## STATED TASK
Quote the records in full and leave their pictures out.

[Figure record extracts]
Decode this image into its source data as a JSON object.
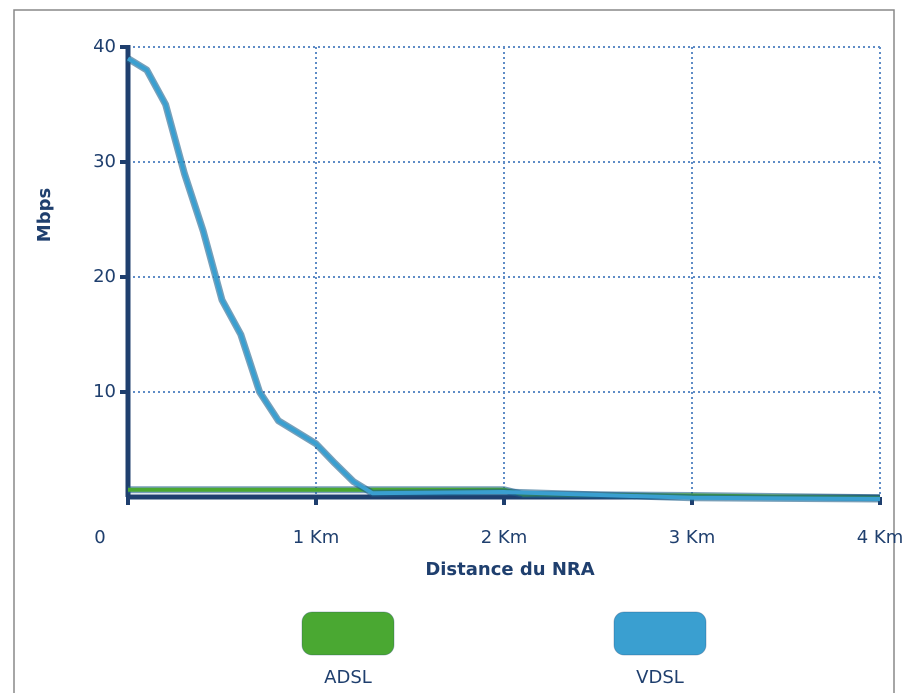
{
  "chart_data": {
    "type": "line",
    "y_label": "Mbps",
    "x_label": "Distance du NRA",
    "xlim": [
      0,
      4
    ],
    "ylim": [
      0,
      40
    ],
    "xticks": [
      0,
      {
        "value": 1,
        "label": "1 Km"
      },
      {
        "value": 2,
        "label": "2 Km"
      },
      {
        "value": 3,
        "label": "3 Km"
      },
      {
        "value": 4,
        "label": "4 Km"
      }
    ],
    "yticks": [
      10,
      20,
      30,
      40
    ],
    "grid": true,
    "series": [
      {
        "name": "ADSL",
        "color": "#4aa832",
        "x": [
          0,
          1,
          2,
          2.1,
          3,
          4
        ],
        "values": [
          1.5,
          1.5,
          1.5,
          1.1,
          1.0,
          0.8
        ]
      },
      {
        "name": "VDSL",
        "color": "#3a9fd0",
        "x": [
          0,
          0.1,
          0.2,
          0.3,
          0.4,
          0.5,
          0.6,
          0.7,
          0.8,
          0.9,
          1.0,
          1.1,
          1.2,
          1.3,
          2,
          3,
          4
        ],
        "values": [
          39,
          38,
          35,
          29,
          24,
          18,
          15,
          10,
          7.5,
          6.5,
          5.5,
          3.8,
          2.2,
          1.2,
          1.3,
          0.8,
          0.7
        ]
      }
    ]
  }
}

## WRITTEN SOLUTION
Decode this image into its source data as a JSON object.
{
  "chart_data": {
    "type": "line",
    "y_label": "Mbps",
    "x_label": "Distance du NRA",
    "xlim": [
      0,
      4
    ],
    "ylim": [
      0,
      40
    ],
    "xticks": [
      0,
      {
        "value": 1,
        "label": "1 Km"
      },
      {
        "value": 2,
        "label": "2 Km"
      },
      {
        "value": 3,
        "label": "3 Km"
      },
      {
        "value": 4,
        "label": "4 Km"
      }
    ],
    "yticks": [
      10,
      20,
      30,
      40
    ],
    "grid": true,
    "series": [
      {
        "name": "ADSL",
        "color": "#4aa832",
        "x": [
          0,
          1,
          2,
          2.1,
          3,
          4
        ],
        "values": [
          1.5,
          1.5,
          1.5,
          1.1,
          1.0,
          0.8
        ]
      },
      {
        "name": "VDSL",
        "color": "#3a9fd0",
        "x": [
          0,
          0.1,
          0.2,
          0.3,
          0.4,
          0.5,
          0.6,
          0.7,
          0.8,
          0.9,
          1.0,
          1.1,
          1.2,
          1.3,
          2,
          3,
          4
        ],
        "values": [
          39,
          38,
          35,
          29,
          24,
          18,
          15,
          10,
          7.5,
          6.5,
          5.5,
          3.8,
          2.2,
          1.2,
          1.3,
          0.8,
          0.7
        ]
      }
    ]
  }
}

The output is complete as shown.